INSTRUCTIONS TO FOLLOW
Your answer should be a single number: the count of lines that include "site".

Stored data
|---|
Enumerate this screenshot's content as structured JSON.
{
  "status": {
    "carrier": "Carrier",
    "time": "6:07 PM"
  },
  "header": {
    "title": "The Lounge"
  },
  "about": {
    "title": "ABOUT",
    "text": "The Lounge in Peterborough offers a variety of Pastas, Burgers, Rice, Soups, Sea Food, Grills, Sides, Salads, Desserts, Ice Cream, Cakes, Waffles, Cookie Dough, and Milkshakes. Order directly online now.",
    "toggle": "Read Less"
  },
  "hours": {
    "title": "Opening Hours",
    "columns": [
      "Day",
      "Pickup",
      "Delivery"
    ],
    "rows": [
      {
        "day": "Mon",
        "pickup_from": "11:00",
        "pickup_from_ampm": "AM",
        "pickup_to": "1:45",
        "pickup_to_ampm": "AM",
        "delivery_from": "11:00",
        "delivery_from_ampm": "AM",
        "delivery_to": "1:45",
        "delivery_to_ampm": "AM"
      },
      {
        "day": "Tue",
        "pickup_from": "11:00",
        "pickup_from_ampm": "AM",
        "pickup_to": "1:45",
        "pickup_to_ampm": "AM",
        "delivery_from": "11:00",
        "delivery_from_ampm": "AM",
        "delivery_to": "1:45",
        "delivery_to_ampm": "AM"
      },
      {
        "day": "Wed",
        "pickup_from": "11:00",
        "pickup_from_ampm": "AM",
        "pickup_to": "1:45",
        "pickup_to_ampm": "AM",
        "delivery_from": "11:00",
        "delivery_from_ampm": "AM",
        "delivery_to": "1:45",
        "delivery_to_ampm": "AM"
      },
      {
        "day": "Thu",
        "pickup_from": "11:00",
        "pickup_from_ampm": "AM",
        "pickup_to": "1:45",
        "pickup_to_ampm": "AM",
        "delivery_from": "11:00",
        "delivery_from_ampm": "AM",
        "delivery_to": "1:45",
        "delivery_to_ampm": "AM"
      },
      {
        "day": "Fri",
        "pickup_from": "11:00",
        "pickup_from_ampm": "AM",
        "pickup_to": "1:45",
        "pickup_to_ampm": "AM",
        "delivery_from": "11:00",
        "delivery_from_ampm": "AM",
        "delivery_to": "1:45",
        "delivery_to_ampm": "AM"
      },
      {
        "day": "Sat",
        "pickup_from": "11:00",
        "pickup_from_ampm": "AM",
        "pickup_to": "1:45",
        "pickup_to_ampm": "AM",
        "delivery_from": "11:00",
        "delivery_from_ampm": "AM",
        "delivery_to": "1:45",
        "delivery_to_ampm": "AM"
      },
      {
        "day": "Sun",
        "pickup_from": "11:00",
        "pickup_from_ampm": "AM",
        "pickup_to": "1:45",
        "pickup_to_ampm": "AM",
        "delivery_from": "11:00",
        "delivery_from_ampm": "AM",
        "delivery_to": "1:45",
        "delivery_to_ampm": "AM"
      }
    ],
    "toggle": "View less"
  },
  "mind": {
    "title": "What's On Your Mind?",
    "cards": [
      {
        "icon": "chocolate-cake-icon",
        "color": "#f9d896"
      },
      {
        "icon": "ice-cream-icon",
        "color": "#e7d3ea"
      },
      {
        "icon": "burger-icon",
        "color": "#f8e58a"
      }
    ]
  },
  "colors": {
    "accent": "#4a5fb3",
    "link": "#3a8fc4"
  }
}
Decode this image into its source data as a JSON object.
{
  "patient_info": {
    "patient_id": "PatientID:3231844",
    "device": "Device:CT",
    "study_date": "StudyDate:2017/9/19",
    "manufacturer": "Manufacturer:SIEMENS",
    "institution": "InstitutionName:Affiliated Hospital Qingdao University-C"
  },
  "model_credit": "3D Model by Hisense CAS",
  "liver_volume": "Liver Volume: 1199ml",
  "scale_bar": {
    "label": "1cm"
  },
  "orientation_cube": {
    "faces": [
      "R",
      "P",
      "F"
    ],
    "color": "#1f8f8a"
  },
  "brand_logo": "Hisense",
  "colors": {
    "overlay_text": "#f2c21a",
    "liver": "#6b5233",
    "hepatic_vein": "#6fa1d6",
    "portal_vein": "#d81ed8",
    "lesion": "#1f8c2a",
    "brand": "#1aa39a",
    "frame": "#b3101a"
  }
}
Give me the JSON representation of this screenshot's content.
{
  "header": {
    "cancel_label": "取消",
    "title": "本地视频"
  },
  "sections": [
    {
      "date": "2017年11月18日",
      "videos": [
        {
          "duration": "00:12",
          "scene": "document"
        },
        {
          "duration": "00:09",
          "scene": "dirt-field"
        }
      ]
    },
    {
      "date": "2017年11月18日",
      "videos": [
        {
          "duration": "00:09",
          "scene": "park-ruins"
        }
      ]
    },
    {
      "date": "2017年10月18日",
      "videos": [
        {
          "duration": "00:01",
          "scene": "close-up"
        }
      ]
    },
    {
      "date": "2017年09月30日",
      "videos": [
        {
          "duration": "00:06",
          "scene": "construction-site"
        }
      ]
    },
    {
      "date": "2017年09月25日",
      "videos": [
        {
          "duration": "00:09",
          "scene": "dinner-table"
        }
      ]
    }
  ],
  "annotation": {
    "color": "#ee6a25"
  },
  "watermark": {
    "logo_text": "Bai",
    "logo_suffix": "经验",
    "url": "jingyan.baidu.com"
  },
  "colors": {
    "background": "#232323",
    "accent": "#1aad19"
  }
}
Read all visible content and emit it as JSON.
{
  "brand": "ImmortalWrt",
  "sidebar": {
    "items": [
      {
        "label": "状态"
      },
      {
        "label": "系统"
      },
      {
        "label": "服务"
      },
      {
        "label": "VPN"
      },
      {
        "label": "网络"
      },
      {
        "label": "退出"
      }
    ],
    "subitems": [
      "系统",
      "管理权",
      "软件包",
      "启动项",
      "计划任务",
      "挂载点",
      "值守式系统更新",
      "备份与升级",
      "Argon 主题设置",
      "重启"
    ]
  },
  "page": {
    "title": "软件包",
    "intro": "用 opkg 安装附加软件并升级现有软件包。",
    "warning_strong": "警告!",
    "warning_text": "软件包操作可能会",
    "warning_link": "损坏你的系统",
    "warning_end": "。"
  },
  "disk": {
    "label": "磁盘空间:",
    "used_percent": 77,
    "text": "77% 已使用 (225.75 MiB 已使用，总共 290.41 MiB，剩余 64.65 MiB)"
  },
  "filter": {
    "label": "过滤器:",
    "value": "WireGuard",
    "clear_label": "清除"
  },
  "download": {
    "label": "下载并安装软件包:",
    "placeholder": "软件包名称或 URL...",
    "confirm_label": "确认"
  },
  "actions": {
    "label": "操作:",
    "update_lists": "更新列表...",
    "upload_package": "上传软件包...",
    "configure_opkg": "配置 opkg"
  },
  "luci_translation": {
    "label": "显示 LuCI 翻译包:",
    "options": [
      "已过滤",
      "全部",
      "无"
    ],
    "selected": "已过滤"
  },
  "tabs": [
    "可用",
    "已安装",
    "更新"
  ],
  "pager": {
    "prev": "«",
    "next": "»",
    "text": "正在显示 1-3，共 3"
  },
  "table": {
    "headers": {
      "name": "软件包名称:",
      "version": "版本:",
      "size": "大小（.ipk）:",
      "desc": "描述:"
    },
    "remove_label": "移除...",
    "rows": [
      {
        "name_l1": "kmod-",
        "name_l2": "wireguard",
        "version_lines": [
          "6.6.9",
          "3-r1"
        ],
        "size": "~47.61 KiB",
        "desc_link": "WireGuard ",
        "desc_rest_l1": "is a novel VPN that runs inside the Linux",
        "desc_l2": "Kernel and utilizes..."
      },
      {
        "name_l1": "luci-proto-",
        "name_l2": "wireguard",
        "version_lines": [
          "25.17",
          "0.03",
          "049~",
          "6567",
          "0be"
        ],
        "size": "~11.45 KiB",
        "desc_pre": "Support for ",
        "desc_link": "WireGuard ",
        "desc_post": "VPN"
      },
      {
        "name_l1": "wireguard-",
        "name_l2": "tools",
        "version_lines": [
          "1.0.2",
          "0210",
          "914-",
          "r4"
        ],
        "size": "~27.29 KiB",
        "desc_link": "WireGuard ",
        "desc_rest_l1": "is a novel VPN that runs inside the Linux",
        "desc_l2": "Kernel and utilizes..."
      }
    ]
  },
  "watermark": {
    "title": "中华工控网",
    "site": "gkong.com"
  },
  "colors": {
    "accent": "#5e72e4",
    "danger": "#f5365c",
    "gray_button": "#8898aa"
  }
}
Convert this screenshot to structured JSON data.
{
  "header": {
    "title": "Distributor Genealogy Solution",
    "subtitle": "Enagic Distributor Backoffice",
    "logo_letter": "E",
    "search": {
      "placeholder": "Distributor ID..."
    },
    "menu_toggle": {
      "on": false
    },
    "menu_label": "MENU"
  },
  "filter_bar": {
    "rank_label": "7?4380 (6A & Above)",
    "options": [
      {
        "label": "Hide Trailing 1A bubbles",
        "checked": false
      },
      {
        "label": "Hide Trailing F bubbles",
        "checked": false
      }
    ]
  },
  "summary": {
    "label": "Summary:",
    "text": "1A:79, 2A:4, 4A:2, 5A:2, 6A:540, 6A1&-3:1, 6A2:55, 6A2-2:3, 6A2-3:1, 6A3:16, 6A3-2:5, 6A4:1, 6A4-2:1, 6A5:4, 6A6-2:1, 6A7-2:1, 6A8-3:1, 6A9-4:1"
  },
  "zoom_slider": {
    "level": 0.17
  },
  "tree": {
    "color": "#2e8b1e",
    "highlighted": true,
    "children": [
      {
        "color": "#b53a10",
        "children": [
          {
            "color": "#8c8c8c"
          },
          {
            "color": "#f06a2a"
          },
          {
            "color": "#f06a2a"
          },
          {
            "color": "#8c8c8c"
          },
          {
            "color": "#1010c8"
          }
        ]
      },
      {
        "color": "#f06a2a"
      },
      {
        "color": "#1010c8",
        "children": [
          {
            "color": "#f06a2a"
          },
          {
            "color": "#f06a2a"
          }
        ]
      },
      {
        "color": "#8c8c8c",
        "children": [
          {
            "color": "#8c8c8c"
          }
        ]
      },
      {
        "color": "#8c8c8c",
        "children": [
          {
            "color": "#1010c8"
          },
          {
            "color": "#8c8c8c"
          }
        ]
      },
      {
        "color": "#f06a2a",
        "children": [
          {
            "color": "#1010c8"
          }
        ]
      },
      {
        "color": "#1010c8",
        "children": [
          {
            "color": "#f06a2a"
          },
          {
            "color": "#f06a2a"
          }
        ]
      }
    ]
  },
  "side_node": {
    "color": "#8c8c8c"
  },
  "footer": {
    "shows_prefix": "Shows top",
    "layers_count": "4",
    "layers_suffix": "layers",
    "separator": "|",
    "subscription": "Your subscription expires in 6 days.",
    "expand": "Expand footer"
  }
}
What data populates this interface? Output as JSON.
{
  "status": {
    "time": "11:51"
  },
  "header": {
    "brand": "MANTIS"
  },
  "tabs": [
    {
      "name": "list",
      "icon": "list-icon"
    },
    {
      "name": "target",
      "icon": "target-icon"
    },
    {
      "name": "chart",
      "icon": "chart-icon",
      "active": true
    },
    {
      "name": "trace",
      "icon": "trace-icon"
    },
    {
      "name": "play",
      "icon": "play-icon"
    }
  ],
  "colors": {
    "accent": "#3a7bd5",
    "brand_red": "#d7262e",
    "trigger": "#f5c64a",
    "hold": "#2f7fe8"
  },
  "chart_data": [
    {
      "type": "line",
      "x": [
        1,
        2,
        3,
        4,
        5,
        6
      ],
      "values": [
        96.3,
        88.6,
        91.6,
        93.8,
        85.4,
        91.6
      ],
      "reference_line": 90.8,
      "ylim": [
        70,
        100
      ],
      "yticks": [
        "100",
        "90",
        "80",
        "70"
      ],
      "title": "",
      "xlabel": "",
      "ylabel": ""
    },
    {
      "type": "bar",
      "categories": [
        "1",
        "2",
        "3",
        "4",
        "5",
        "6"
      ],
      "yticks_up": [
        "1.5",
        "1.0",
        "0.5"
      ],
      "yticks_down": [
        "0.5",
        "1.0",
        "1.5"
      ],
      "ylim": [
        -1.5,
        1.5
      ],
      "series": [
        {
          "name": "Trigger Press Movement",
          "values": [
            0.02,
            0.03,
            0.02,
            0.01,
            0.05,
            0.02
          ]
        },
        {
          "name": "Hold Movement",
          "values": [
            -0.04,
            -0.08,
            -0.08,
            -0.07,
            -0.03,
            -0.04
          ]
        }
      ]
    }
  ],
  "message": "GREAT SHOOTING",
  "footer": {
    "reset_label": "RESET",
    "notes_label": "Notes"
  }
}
|---|
EXERCISE ANSWER
2